Written instruction
Rewrite the listing below with every "Sleep Stages" changed to "Sleep Phases" and all else left the same.

Material to process
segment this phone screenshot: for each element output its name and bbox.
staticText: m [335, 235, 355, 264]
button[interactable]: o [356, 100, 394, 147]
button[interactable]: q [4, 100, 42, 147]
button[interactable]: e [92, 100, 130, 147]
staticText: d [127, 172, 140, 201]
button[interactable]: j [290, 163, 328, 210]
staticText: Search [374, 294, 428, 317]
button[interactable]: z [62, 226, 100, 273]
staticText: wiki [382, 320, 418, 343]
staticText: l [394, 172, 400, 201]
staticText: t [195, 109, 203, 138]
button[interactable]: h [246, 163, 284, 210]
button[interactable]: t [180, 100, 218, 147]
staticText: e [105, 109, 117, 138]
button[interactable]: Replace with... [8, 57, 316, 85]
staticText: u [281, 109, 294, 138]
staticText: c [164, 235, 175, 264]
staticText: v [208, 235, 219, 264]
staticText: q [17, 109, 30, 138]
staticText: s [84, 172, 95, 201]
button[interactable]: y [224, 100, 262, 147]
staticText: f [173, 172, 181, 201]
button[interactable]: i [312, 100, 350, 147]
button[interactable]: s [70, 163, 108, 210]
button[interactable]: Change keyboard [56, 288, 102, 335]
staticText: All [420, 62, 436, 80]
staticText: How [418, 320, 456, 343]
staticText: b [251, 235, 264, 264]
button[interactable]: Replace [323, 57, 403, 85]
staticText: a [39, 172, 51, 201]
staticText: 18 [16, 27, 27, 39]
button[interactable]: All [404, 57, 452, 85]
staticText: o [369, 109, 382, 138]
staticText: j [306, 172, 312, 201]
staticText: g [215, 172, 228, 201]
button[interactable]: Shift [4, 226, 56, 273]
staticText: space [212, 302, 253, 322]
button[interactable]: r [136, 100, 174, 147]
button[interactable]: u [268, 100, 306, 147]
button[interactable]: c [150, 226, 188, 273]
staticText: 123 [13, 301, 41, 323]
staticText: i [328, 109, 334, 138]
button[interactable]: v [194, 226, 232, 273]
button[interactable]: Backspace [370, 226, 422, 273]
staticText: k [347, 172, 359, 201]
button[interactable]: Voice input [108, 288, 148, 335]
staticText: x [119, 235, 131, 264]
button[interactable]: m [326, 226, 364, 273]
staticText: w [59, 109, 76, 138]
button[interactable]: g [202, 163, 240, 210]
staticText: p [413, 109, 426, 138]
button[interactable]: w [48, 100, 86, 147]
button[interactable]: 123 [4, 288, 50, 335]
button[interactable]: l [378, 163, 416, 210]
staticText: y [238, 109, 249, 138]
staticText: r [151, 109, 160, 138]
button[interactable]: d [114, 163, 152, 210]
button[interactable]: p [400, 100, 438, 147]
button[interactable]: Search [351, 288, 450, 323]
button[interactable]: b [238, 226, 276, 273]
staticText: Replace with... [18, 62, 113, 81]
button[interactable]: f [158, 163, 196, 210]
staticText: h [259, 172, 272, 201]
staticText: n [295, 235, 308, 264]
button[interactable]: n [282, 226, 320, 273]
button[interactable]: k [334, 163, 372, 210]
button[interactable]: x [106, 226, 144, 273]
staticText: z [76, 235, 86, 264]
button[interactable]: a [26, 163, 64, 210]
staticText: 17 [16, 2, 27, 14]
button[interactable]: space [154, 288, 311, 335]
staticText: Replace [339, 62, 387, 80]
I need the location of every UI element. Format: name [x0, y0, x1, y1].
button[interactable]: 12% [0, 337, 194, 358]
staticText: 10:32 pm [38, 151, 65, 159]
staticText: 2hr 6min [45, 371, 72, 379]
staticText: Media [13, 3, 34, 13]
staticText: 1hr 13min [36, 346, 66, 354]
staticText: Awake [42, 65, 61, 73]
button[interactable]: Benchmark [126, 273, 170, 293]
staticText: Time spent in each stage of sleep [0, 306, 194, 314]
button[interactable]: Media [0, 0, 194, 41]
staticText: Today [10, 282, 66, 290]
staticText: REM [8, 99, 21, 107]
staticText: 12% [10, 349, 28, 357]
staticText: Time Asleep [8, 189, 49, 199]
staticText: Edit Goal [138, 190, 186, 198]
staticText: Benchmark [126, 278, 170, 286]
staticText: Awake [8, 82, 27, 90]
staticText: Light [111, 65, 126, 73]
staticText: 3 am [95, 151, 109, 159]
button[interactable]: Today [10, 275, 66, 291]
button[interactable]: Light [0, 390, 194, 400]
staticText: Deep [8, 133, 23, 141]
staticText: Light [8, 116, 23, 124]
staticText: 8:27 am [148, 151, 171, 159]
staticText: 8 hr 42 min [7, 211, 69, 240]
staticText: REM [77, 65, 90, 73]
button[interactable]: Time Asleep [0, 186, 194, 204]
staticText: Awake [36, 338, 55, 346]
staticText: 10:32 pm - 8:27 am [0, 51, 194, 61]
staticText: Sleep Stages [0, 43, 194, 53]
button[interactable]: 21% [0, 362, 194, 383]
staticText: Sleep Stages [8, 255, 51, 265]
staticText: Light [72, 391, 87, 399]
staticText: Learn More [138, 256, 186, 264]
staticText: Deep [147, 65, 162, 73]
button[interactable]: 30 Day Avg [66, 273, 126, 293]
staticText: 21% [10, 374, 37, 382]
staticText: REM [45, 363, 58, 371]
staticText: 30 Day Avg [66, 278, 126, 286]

Task solution
segment this phone screenshot: for each element output its name and bbox.
staticText: m [335, 235, 355, 264]
button[interactable]: o [356, 100, 394, 147]
button[interactable]: q [4, 100, 42, 147]
button[interactable]: e [92, 100, 130, 147]
staticText: d [127, 172, 140, 201]
button[interactable]: j [290, 163, 328, 210]
staticText: Search [374, 294, 428, 317]
button[interactable]: z [62, 226, 100, 273]
staticText: wiki [382, 320, 418, 343]
staticText: l [394, 172, 400, 201]
staticText: t [195, 109, 203, 138]
button[interactable]: h [246, 163, 284, 210]
button[interactable]: t [180, 100, 218, 147]
staticText: e [105, 109, 117, 138]
button[interactable]: Replace with... [8, 57, 316, 85]
staticText: u [281, 109, 294, 138]
staticText: c [164, 235, 175, 264]
staticText: v [208, 235, 219, 264]
staticText: q [17, 109, 30, 138]
staticText: s [84, 172, 95, 201]
button[interactable]: y [224, 100, 262, 147]
staticText: f [173, 172, 181, 201]
button[interactable]: i [312, 100, 350, 147]
button[interactable]: s [70, 163, 108, 210]
button[interactable]: Change keyboard [56, 288, 102, 335]
staticText: All [420, 62, 436, 80]
staticText: How [418, 320, 456, 343]
staticText: b [251, 235, 264, 264]
button[interactable]: Replace [323, 57, 403, 85]
staticText: a [39, 172, 51, 201]
staticText: 18 [16, 27, 27, 39]
button[interactable]: All [404, 57, 452, 85]
staticText: o [369, 109, 382, 138]
staticText: j [306, 172, 312, 201]
staticText: g [215, 172, 228, 201]
button[interactable]: Shift [4, 226, 56, 273]
staticText: space [212, 302, 253, 322]
button[interactable]: r [136, 100, 174, 147]
button[interactable]: u [268, 100, 306, 147]
button[interactable]: c [150, 226, 188, 273]
staticText: 123 [13, 301, 41, 323]
staticText: i [328, 109, 334, 138]
button[interactable]: v [194, 226, 232, 273]
button[interactable]: Backspace [370, 226, 422, 273]
staticText: k [347, 172, 359, 201]
button[interactable]: Voice input [108, 288, 148, 335]
staticText: x [119, 235, 131, 264]
button[interactable]: m [326, 226, 364, 273]
staticText: w [59, 109, 76, 138]
button[interactable]: g [202, 163, 240, 210]
staticText: p [413, 109, 426, 138]
button[interactable]: w [48, 100, 86, 147]
button[interactable]: 123 [4, 288, 50, 335]
button[interactable]: l [378, 163, 416, 210]
staticText: y [238, 109, 249, 138]
staticText: r [151, 109, 160, 138]
button[interactable]: d [114, 163, 152, 210]
button[interactable]: p [400, 100, 438, 147]
button[interactable]: Search [351, 288, 450, 323]
button[interactable]: b [238, 226, 276, 273]
staticText: Replace with... [18, 62, 113, 81]
button[interactable]: f [158, 163, 196, 210]
staticText: h [259, 172, 272, 201]
staticText: n [295, 235, 308, 264]
button[interactable]: n [282, 226, 320, 273]
button[interactable]: k [334, 163, 372, 210]
button[interactable]: x [106, 226, 144, 273]
staticText: z [76, 235, 86, 264]
button[interactable]: a [26, 163, 64, 210]
staticText: 17 [16, 2, 27, 14]
button[interactable]: space [154, 288, 311, 335]
staticText: Replace [339, 62, 387, 80]
I need the location of every UI element. Format: name [x0, y0, x1, y1].
button[interactable]: 12% [0, 337, 194, 358]
staticText: 10:32 pm [38, 151, 65, 159]
staticText: 2hr 6min [45, 371, 72, 379]
staticText: Media [13, 3, 34, 13]
staticText: 1hr 13min [36, 346, 66, 354]
staticText: Awake [42, 65, 61, 73]
button[interactable]: Benchmark [126, 273, 170, 293]
staticText: Time spent in each stage of sleep [0, 306, 194, 314]
button[interactable]: Media [0, 0, 194, 41]
staticText: Today [10, 282, 66, 290]
staticText: REM [8, 99, 21, 107]
staticText: 12% [10, 349, 28, 357]
staticText: Time Asleep [8, 189, 49, 199]
staticText: Edit Goal [138, 190, 186, 198]
staticText: Benchmark [126, 278, 170, 286]
staticText: Awake [8, 82, 27, 90]
staticText: Light [111, 65, 126, 73]
staticText: 3 am [95, 151, 109, 159]
button[interactable]: Today [10, 275, 66, 291]
button[interactable]: Light [0, 390, 194, 400]
staticText: Deep [8, 133, 23, 141]
staticText: Light [8, 116, 23, 124]
staticText: 8:27 am [148, 151, 171, 159]
staticText: 8 hr 42 min [7, 211, 69, 240]
staticText: REM [77, 65, 90, 73]
button[interactable]: Time Asleep [0, 186, 194, 204]
staticText: Awake [36, 338, 55, 346]
staticText: 10:32 pm - 8:27 am [0, 51, 194, 61]
staticText: Sleep Phases [0, 43, 194, 53]
button[interactable]: 21% [0, 362, 194, 383]
staticText: Sleep Phases [8, 255, 51, 265]
staticText: Light [72, 391, 87, 399]
staticText: Learn More [138, 256, 186, 264]
staticText: Deep [147, 65, 162, 73]
button[interactable]: 30 Day Avg [66, 273, 126, 293]
staticText: 21% [10, 374, 37, 382]
staticText: REM [45, 363, 58, 371]
staticText: 30 Day Avg [66, 278, 126, 286]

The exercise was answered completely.